*Série d'exercices*:
• 1. Quel est le seul ami du Kid selon le passage sélectionné ?
• 2. Transcrivez le passage sélectionné depuis les mots « L’auteur nous fait » jusqu'aux mots « mauvaises actions ??? » inclus.

L’auteur nous fait un portrait magnifique de cet
« exclu », accro de sexe virtuel, toujours vierge ( !) avec pour
seul ami Iggy, un iguane. « Le Kid » est un blanc âgé de 20 ans, sans
culture, fragile, mais obstiné, malin. L’auteur parvient à le rendre attachant
grâce à ses réflexions sur la vie d’une naïveté surprenante et d’un bon sens
étonnant.
Le « Professeur » enseignant en sociologie,
s’intéresse à lui et à ceux qui habitent sous ce viaduc. Mais pourquoi ?
Etude sociale ou veut-il se faire pardonner de mauvaises actions ???
Beaucoup d’échanges et de dialogues puissants entre ces deux personnages si
différents mais qui gèrent tous les deux leurs addictions : le Kid sa vie
sexuelle par internet et le professeur sa boulimie (il est énorme !!)
Sujet donc très original et déroutant qui met en « scène
l’enfer de la déviance et le supplice de l’exclusion » dans un milieu
social difficile à connaître et soulève les problèmes américains actuels :
l’addiction à Internet (« Il se pourrait bien qu’Internet soit le serpent
et que la pornographie soit le fruit défendu ») et les problèmes de
nutrition.
Françoise Héritier : Le Sel de la vie
Françoise Héritier : Le Sel de la vie - Odile Jacob, 2012 - roman très court.

*Données à examiner*:
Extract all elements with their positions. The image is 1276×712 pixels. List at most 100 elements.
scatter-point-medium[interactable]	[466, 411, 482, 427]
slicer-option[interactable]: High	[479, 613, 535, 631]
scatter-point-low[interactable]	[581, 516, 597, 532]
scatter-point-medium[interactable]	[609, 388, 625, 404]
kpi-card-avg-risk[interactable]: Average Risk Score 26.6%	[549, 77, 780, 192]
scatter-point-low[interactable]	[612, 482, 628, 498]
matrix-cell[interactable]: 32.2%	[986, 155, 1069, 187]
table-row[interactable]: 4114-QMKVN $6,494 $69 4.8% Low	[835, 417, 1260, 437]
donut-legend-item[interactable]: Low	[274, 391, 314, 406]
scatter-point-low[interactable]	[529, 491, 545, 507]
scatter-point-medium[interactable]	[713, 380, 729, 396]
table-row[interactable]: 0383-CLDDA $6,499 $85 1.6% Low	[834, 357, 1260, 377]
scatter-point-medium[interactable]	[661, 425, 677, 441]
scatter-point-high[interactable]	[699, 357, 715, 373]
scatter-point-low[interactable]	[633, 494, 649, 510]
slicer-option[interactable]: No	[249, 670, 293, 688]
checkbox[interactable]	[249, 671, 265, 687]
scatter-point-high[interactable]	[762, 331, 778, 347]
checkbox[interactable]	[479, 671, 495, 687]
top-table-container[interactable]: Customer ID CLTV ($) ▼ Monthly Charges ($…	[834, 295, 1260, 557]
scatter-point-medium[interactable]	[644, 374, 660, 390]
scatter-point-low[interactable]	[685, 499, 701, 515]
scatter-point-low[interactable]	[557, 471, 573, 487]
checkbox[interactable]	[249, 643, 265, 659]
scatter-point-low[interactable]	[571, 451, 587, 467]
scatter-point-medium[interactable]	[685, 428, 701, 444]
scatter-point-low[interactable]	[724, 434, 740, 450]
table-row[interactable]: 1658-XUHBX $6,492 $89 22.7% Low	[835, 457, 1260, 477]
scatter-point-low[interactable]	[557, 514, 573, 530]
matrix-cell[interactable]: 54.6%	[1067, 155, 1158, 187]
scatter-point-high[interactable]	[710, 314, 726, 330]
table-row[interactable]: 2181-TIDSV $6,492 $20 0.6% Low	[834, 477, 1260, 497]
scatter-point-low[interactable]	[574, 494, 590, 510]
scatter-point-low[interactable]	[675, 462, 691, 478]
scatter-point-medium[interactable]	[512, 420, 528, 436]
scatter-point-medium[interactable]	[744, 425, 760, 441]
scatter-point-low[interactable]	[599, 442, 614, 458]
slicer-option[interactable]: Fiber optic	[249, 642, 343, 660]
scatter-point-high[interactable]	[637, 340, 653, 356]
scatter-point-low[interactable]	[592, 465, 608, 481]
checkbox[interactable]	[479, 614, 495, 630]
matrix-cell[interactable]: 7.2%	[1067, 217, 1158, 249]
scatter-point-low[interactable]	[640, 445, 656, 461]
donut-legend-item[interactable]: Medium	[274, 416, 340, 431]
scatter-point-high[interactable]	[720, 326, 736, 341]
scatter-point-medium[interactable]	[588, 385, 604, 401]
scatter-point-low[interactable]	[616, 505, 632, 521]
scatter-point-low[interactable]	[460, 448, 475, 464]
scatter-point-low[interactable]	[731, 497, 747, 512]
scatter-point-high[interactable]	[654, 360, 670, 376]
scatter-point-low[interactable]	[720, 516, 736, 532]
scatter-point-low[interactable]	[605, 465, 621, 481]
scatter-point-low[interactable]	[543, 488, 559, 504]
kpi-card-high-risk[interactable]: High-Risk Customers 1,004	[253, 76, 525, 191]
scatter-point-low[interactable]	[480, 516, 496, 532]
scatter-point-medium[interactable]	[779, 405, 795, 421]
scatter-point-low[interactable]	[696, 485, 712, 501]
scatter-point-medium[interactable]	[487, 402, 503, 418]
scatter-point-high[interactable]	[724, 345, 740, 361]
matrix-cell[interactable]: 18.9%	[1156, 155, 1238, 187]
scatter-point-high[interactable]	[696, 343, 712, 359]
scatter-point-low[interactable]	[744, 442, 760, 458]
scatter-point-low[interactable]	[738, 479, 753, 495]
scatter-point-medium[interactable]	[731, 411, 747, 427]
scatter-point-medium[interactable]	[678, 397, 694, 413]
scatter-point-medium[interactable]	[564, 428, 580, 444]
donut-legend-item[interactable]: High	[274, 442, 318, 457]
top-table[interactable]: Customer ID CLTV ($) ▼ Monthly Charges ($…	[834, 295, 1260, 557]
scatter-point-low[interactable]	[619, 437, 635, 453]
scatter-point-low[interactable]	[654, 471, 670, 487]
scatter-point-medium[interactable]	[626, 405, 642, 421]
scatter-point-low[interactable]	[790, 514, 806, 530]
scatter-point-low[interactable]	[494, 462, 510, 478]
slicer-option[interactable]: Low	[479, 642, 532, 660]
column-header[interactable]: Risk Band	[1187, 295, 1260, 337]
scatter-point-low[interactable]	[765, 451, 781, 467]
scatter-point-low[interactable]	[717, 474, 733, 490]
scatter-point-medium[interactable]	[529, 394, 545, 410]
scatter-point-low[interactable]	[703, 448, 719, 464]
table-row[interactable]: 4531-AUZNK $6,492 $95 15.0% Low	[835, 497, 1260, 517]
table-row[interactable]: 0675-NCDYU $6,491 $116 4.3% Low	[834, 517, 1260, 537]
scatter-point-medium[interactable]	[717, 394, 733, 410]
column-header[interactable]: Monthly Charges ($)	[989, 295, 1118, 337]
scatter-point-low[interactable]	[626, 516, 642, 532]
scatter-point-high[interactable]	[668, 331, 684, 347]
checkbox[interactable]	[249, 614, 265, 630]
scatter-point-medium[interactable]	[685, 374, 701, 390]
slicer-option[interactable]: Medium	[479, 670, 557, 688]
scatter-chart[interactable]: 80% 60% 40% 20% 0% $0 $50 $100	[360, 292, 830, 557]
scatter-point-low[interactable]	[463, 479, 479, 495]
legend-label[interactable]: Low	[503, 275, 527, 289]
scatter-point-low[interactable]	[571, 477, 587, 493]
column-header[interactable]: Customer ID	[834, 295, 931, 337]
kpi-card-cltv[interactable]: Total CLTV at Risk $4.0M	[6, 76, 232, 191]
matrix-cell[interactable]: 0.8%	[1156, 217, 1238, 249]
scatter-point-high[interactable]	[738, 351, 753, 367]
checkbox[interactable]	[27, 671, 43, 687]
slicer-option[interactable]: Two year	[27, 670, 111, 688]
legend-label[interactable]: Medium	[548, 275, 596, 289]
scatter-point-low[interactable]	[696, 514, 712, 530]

*Réponses dans l'ordre*:
• 1. Son seul ami est Iggy, un iguane.

• 2.
L’auteur nous fait un portrait magnifique de cet
« exclu », accro de sexe virtuel, toujours vierge ( !) avec pour
seul ami Iggy, un iguane. « Le Kid » est un blanc âgé de 20 ans, sans
culture, fragile, mais obstiné, malin. L’auteur parvient à le rendre attachant
grâce à ses réflexions sur la vie d’une naïveté surprenante et d’un bon sens
étonnant.
Le « Professeur » enseignant en sociologie,
s’intéresse à lui et à ceux qui habitent sous ce viaduc. Mais pourquoi ?
Etude sociale ou veut-il se faire pardonner de mauvaises actions ???